Identify the lines that contain the word "color", then copy them.

•••••

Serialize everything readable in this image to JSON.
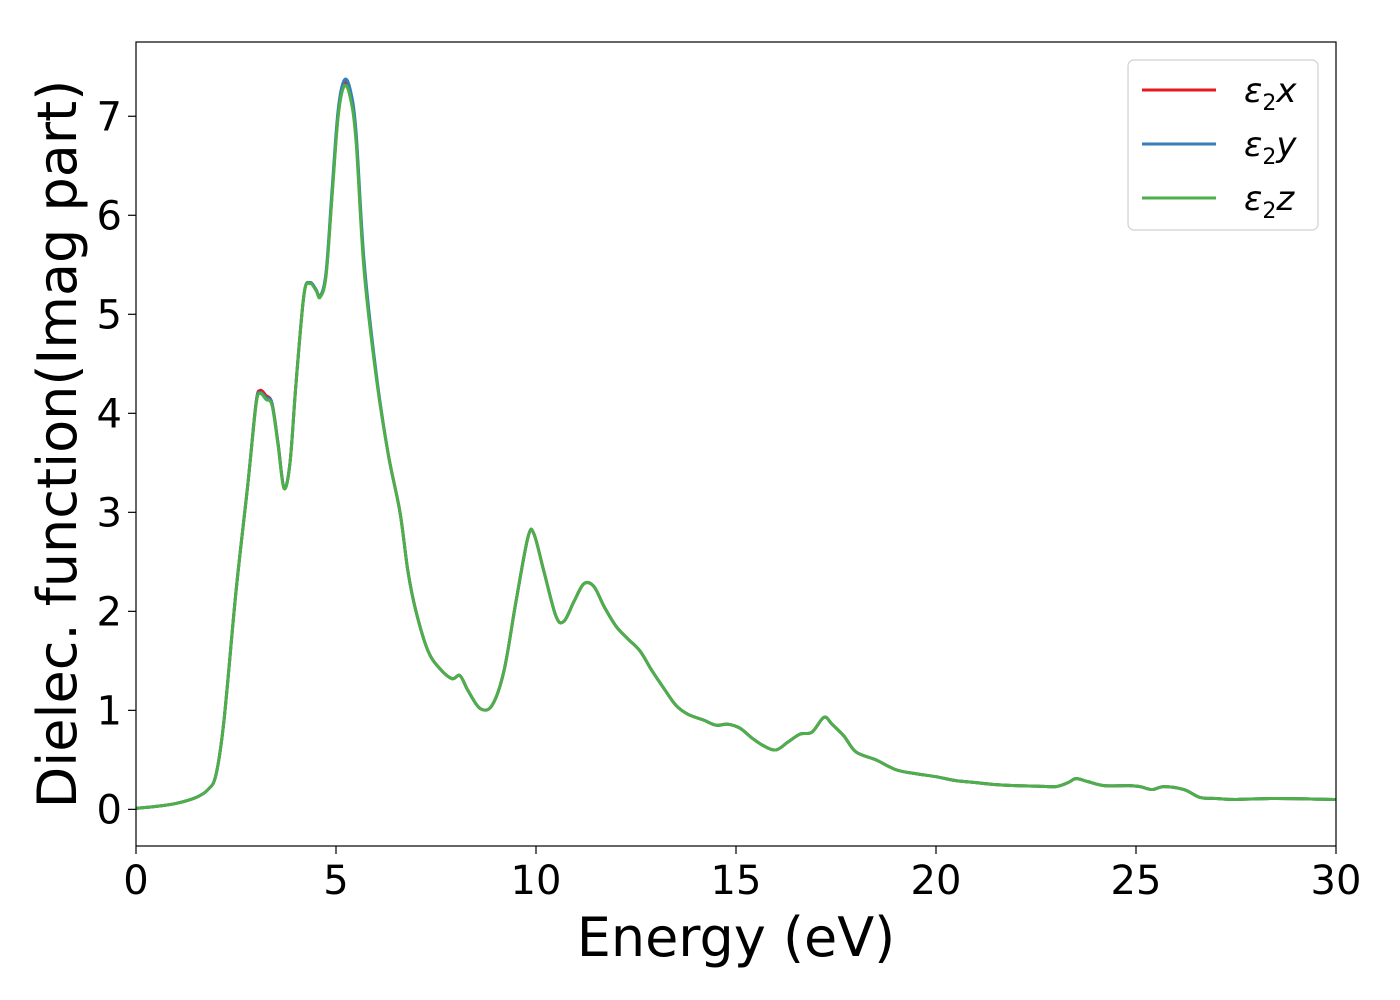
{
  "chart_data": {
    "type": "line",
    "title": "",
    "xlabel": "Energy (eV)",
    "ylabel": "Dielec. function(Imag part)",
    "xlim": [
      0,
      30
    ],
    "ylim": [
      -0.37,
      7.75
    ],
    "xticks": [
      0,
      5,
      10,
      15,
      20,
      25,
      30
    ],
    "yticks": [
      0,
      1,
      2,
      3,
      4,
      5,
      6,
      7
    ],
    "grid": false,
    "legend_position": "top-right",
    "series": [
      {
        "name": "ε2x",
        "label_main": "ε",
        "label_sub": "2",
        "label_suffix": "x",
        "color": "#e41a1c",
        "points": [
          [
            0,
            0.01
          ],
          [
            0.5,
            0.03
          ],
          [
            1.0,
            0.06
          ],
          [
            1.5,
            0.12
          ],
          [
            1.8,
            0.2
          ],
          [
            2.0,
            0.35
          ],
          [
            2.2,
            0.9
          ],
          [
            2.5,
            2.2
          ],
          [
            2.8,
            3.3
          ],
          [
            3.0,
            4.1
          ],
          [
            3.1,
            4.23
          ],
          [
            3.25,
            4.18
          ],
          [
            3.4,
            4.1
          ],
          [
            3.55,
            3.7
          ],
          [
            3.7,
            3.25
          ],
          [
            3.85,
            3.5
          ],
          [
            4.0,
            4.3
          ],
          [
            4.2,
            5.2
          ],
          [
            4.35,
            5.32
          ],
          [
            4.5,
            5.25
          ],
          [
            4.6,
            5.18
          ],
          [
            4.75,
            5.4
          ],
          [
            4.9,
            6.2
          ],
          [
            5.05,
            7.0
          ],
          [
            5.2,
            7.33
          ],
          [
            5.35,
            7.25
          ],
          [
            5.5,
            6.8
          ],
          [
            5.7,
            5.5
          ],
          [
            6.0,
            4.4
          ],
          [
            6.3,
            3.6
          ],
          [
            6.6,
            3.0
          ],
          [
            6.8,
            2.4
          ],
          [
            7.0,
            2.0
          ],
          [
            7.3,
            1.6
          ],
          [
            7.6,
            1.42
          ],
          [
            7.9,
            1.32
          ],
          [
            8.1,
            1.35
          ],
          [
            8.3,
            1.2
          ],
          [
            8.6,
            1.02
          ],
          [
            8.9,
            1.05
          ],
          [
            9.2,
            1.4
          ],
          [
            9.5,
            2.1
          ],
          [
            9.8,
            2.75
          ],
          [
            9.95,
            2.78
          ],
          [
            10.2,
            2.4
          ],
          [
            10.5,
            1.95
          ],
          [
            10.7,
            1.9
          ],
          [
            10.95,
            2.1
          ],
          [
            11.2,
            2.28
          ],
          [
            11.45,
            2.25
          ],
          [
            11.7,
            2.05
          ],
          [
            12.0,
            1.85
          ],
          [
            12.3,
            1.72
          ],
          [
            12.6,
            1.6
          ],
          [
            12.9,
            1.4
          ],
          [
            13.2,
            1.22
          ],
          [
            13.5,
            1.05
          ],
          [
            13.8,
            0.96
          ],
          [
            14.2,
            0.9
          ],
          [
            14.5,
            0.85
          ],
          [
            14.8,
            0.86
          ],
          [
            15.1,
            0.82
          ],
          [
            15.4,
            0.72
          ],
          [
            15.7,
            0.64
          ],
          [
            16.0,
            0.6
          ],
          [
            16.3,
            0.68
          ],
          [
            16.6,
            0.76
          ],
          [
            16.9,
            0.78
          ],
          [
            17.2,
            0.93
          ],
          [
            17.4,
            0.86
          ],
          [
            17.7,
            0.74
          ],
          [
            18.0,
            0.58
          ],
          [
            18.5,
            0.5
          ],
          [
            19.0,
            0.4
          ],
          [
            19.5,
            0.36
          ],
          [
            20.0,
            0.33
          ],
          [
            20.5,
            0.29
          ],
          [
            21.0,
            0.27
          ],
          [
            21.5,
            0.25
          ],
          [
            22.0,
            0.24
          ],
          [
            22.5,
            0.235
          ],
          [
            23.0,
            0.23
          ],
          [
            23.3,
            0.27
          ],
          [
            23.5,
            0.31
          ],
          [
            23.8,
            0.28
          ],
          [
            24.2,
            0.24
          ],
          [
            24.8,
            0.24
          ],
          [
            25.1,
            0.23
          ],
          [
            25.4,
            0.2
          ],
          [
            25.7,
            0.23
          ],
          [
            26.2,
            0.2
          ],
          [
            26.6,
            0.12
          ],
          [
            27.0,
            0.11
          ],
          [
            27.5,
            0.1
          ],
          [
            28.5,
            0.11
          ],
          [
            30,
            0.1
          ]
        ]
      },
      {
        "name": "ε2y",
        "label_main": "ε",
        "label_sub": "2",
        "label_suffix": "y",
        "color": "#377eb8",
        "points": [
          [
            0,
            0.01
          ],
          [
            0.5,
            0.03
          ],
          [
            1.0,
            0.06
          ],
          [
            1.5,
            0.12
          ],
          [
            1.8,
            0.2
          ],
          [
            2.0,
            0.35
          ],
          [
            2.2,
            0.9
          ],
          [
            2.5,
            2.2
          ],
          [
            2.8,
            3.3
          ],
          [
            3.0,
            4.1
          ],
          [
            3.1,
            4.21
          ],
          [
            3.25,
            4.16
          ],
          [
            3.4,
            4.1
          ],
          [
            3.55,
            3.7
          ],
          [
            3.7,
            3.25
          ],
          [
            3.85,
            3.5
          ],
          [
            4.0,
            4.3
          ],
          [
            4.2,
            5.2
          ],
          [
            4.35,
            5.32
          ],
          [
            4.5,
            5.25
          ],
          [
            4.6,
            5.18
          ],
          [
            4.75,
            5.42
          ],
          [
            4.9,
            6.25
          ],
          [
            5.05,
            7.05
          ],
          [
            5.2,
            7.36
          ],
          [
            5.35,
            7.28
          ],
          [
            5.5,
            6.85
          ],
          [
            5.7,
            5.55
          ],
          [
            6.0,
            4.42
          ],
          [
            6.3,
            3.6
          ],
          [
            6.6,
            3.0
          ],
          [
            6.8,
            2.4
          ],
          [
            7.0,
            2.0
          ],
          [
            7.3,
            1.6
          ],
          [
            7.6,
            1.42
          ],
          [
            7.9,
            1.32
          ],
          [
            8.1,
            1.35
          ],
          [
            8.3,
            1.2
          ],
          [
            8.6,
            1.02
          ],
          [
            8.9,
            1.05
          ],
          [
            9.2,
            1.4
          ],
          [
            9.5,
            2.1
          ],
          [
            9.8,
            2.75
          ],
          [
            9.95,
            2.78
          ],
          [
            10.2,
            2.4
          ],
          [
            10.5,
            1.95
          ],
          [
            10.7,
            1.9
          ],
          [
            10.95,
            2.1
          ],
          [
            11.2,
            2.28
          ],
          [
            11.45,
            2.25
          ],
          [
            11.7,
            2.05
          ],
          [
            12.0,
            1.85
          ],
          [
            12.3,
            1.72
          ],
          [
            12.6,
            1.6
          ],
          [
            12.9,
            1.4
          ],
          [
            13.2,
            1.22
          ],
          [
            13.5,
            1.05
          ],
          [
            13.8,
            0.96
          ],
          [
            14.2,
            0.9
          ],
          [
            14.5,
            0.85
          ],
          [
            14.8,
            0.86
          ],
          [
            15.1,
            0.82
          ],
          [
            15.4,
            0.72
          ],
          [
            15.7,
            0.64
          ],
          [
            16.0,
            0.6
          ],
          [
            16.3,
            0.68
          ],
          [
            16.6,
            0.76
          ],
          [
            16.9,
            0.78
          ],
          [
            17.2,
            0.93
          ],
          [
            17.4,
            0.86
          ],
          [
            17.7,
            0.74
          ],
          [
            18.0,
            0.58
          ],
          [
            18.5,
            0.5
          ],
          [
            19.0,
            0.4
          ],
          [
            19.5,
            0.36
          ],
          [
            20.0,
            0.33
          ],
          [
            20.5,
            0.29
          ],
          [
            21.0,
            0.27
          ],
          [
            21.5,
            0.25
          ],
          [
            22.0,
            0.24
          ],
          [
            22.5,
            0.235
          ],
          [
            23.0,
            0.23
          ],
          [
            23.3,
            0.27
          ],
          [
            23.5,
            0.31
          ],
          [
            23.8,
            0.28
          ],
          [
            24.2,
            0.24
          ],
          [
            24.8,
            0.24
          ],
          [
            25.1,
            0.23
          ],
          [
            25.4,
            0.2
          ],
          [
            25.7,
            0.23
          ],
          [
            26.2,
            0.2
          ],
          [
            26.6,
            0.12
          ],
          [
            27.0,
            0.11
          ],
          [
            27.5,
            0.1
          ],
          [
            28.5,
            0.11
          ],
          [
            30,
            0.1
          ]
        ]
      },
      {
        "name": "ε2z",
        "label_main": "ε",
        "label_sub": "2",
        "label_suffix": "z",
        "color": "#4daf4a",
        "points": [
          [
            0,
            0.01
          ],
          [
            0.5,
            0.03
          ],
          [
            1.0,
            0.06
          ],
          [
            1.5,
            0.12
          ],
          [
            1.8,
            0.2
          ],
          [
            2.0,
            0.35
          ],
          [
            2.2,
            0.9
          ],
          [
            2.5,
            2.2
          ],
          [
            2.8,
            3.3
          ],
          [
            3.0,
            4.08
          ],
          [
            3.1,
            4.2
          ],
          [
            3.25,
            4.14
          ],
          [
            3.4,
            4.08
          ],
          [
            3.55,
            3.68
          ],
          [
            3.7,
            3.24
          ],
          [
            3.85,
            3.5
          ],
          [
            4.0,
            4.3
          ],
          [
            4.2,
            5.2
          ],
          [
            4.35,
            5.31
          ],
          [
            4.5,
            5.24
          ],
          [
            4.6,
            5.17
          ],
          [
            4.75,
            5.38
          ],
          [
            4.9,
            6.18
          ],
          [
            5.05,
            6.98
          ],
          [
            5.2,
            7.3
          ],
          [
            5.35,
            7.2
          ],
          [
            5.5,
            6.75
          ],
          [
            5.7,
            5.45
          ],
          [
            6.0,
            4.38
          ],
          [
            6.3,
            3.6
          ],
          [
            6.6,
            3.0
          ],
          [
            6.8,
            2.4
          ],
          [
            7.0,
            2.0
          ],
          [
            7.3,
            1.6
          ],
          [
            7.6,
            1.42
          ],
          [
            7.9,
            1.32
          ],
          [
            8.1,
            1.35
          ],
          [
            8.3,
            1.2
          ],
          [
            8.6,
            1.02
          ],
          [
            8.9,
            1.05
          ],
          [
            9.2,
            1.4
          ],
          [
            9.5,
            2.1
          ],
          [
            9.8,
            2.75
          ],
          [
            9.95,
            2.78
          ],
          [
            10.2,
            2.4
          ],
          [
            10.5,
            1.95
          ],
          [
            10.7,
            1.9
          ],
          [
            10.95,
            2.1
          ],
          [
            11.2,
            2.28
          ],
          [
            11.45,
            2.25
          ],
          [
            11.7,
            2.05
          ],
          [
            12.0,
            1.85
          ],
          [
            12.3,
            1.72
          ],
          [
            12.6,
            1.6
          ],
          [
            12.9,
            1.4
          ],
          [
            13.2,
            1.22
          ],
          [
            13.5,
            1.05
          ],
          [
            13.8,
            0.96
          ],
          [
            14.2,
            0.9
          ],
          [
            14.5,
            0.85
          ],
          [
            14.8,
            0.86
          ],
          [
            15.1,
            0.82
          ],
          [
            15.4,
            0.72
          ],
          [
            15.7,
            0.64
          ],
          [
            16.0,
            0.6
          ],
          [
            16.3,
            0.68
          ],
          [
            16.6,
            0.76
          ],
          [
            16.9,
            0.78
          ],
          [
            17.2,
            0.93
          ],
          [
            17.4,
            0.86
          ],
          [
            17.7,
            0.74
          ],
          [
            18.0,
            0.58
          ],
          [
            18.5,
            0.5
          ],
          [
            19.0,
            0.4
          ],
          [
            19.5,
            0.36
          ],
          [
            20.0,
            0.33
          ],
          [
            20.5,
            0.29
          ],
          [
            21.0,
            0.27
          ],
          [
            21.5,
            0.25
          ],
          [
            22.0,
            0.24
          ],
          [
            22.5,
            0.235
          ],
          [
            23.0,
            0.23
          ],
          [
            23.3,
            0.27
          ],
          [
            23.5,
            0.31
          ],
          [
            23.8,
            0.28
          ],
          [
            24.2,
            0.24
          ],
          [
            24.8,
            0.24
          ],
          [
            25.1,
            0.23
          ],
          [
            25.4,
            0.2
          ],
          [
            25.7,
            0.23
          ],
          [
            26.2,
            0.2
          ],
          [
            26.6,
            0.12
          ],
          [
            27.0,
            0.11
          ],
          [
            27.5,
            0.1
          ],
          [
            28.5,
            0.11
          ],
          [
            30,
            0.1
          ]
        ]
      }
    ]
  }
}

•••••

### [EXERCISE RESULT]
        "color": "#e41a1c",
        "color": "#377eb8",
        "color": "#4daf4a",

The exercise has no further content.